━━━ Data extract ━━━

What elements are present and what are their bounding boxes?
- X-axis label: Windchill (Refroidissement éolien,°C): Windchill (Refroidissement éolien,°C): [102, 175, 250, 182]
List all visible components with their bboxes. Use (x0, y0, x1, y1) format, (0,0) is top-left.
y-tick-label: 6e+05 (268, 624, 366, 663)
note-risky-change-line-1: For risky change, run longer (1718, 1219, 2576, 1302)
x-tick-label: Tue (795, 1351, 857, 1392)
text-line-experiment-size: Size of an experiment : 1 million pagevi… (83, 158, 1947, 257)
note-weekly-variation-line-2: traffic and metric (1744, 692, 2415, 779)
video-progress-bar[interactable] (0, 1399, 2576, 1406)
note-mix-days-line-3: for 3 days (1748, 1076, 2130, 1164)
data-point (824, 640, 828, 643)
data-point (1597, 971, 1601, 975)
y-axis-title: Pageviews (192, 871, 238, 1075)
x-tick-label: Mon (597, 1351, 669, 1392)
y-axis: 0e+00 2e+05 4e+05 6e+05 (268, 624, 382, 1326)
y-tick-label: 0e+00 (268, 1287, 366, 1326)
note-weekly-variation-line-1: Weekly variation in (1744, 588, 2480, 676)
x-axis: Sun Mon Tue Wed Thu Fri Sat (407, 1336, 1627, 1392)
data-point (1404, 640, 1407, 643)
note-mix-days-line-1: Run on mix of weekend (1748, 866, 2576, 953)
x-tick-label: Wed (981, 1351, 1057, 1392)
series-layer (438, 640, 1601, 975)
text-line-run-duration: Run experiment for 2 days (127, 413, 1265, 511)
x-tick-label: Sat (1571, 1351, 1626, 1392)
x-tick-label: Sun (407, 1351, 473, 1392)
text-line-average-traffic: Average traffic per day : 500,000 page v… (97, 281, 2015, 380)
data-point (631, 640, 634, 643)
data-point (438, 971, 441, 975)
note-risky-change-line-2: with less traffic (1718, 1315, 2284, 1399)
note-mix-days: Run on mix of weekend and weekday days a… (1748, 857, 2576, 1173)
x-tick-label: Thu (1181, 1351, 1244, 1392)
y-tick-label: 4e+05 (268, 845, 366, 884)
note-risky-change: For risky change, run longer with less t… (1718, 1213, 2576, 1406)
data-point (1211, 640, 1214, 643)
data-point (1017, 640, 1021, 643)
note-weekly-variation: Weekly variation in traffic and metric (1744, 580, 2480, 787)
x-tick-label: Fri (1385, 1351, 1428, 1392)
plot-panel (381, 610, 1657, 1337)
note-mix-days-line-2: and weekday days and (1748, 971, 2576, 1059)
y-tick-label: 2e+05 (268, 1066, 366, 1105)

━━━

## Set problem
Copy out the data without changes, from the very first line down to the line that contains "x-tick-label: Wed (981, 1351, 1057, 1392)", including that line.

## Correct output
What elements are present and what are their bounding boxes?
- X-axis label: Windchill (Refroidissement éolien,°C): Windchill (Refroidissement éolien,°C): [102, 175, 250, 182]
List all visible components with their bboxes. Use (x0, y0, x1, y1) format, (0,0) is top-left.
y-tick-label: 6e+05 (268, 624, 366, 663)
note-risky-change-line-1: For risky change, run longer (1718, 1219, 2576, 1302)
x-tick-label: Tue (795, 1351, 857, 1392)
text-line-experiment-size: Size of an experiment : 1 million pagevi… (83, 158, 1947, 257)
note-weekly-variation-line-2: traffic and metric (1744, 692, 2415, 779)
video-progress-bar[interactable] (0, 1399, 2576, 1406)
note-mix-days-line-3: for 3 days (1748, 1076, 2130, 1164)
data-point (824, 640, 828, 643)
data-point (1597, 971, 1601, 975)
y-axis-title: Pageviews (192, 871, 238, 1075)
x-tick-label: Mon (597, 1351, 669, 1392)
y-axis: 0e+00 2e+05 4e+05 6e+05 (268, 624, 382, 1326)
y-tick-label: 0e+00 (268, 1287, 366, 1326)
note-weekly-variation-line-1: Weekly variation in (1744, 588, 2480, 676)
x-axis: Sun Mon Tue Wed Thu Fri Sat (407, 1336, 1627, 1392)
data-point (1404, 640, 1407, 643)
note-mix-days-line-1: Run on mix of weekend (1748, 866, 2576, 953)
x-tick-label: Wed (981, 1351, 1057, 1392)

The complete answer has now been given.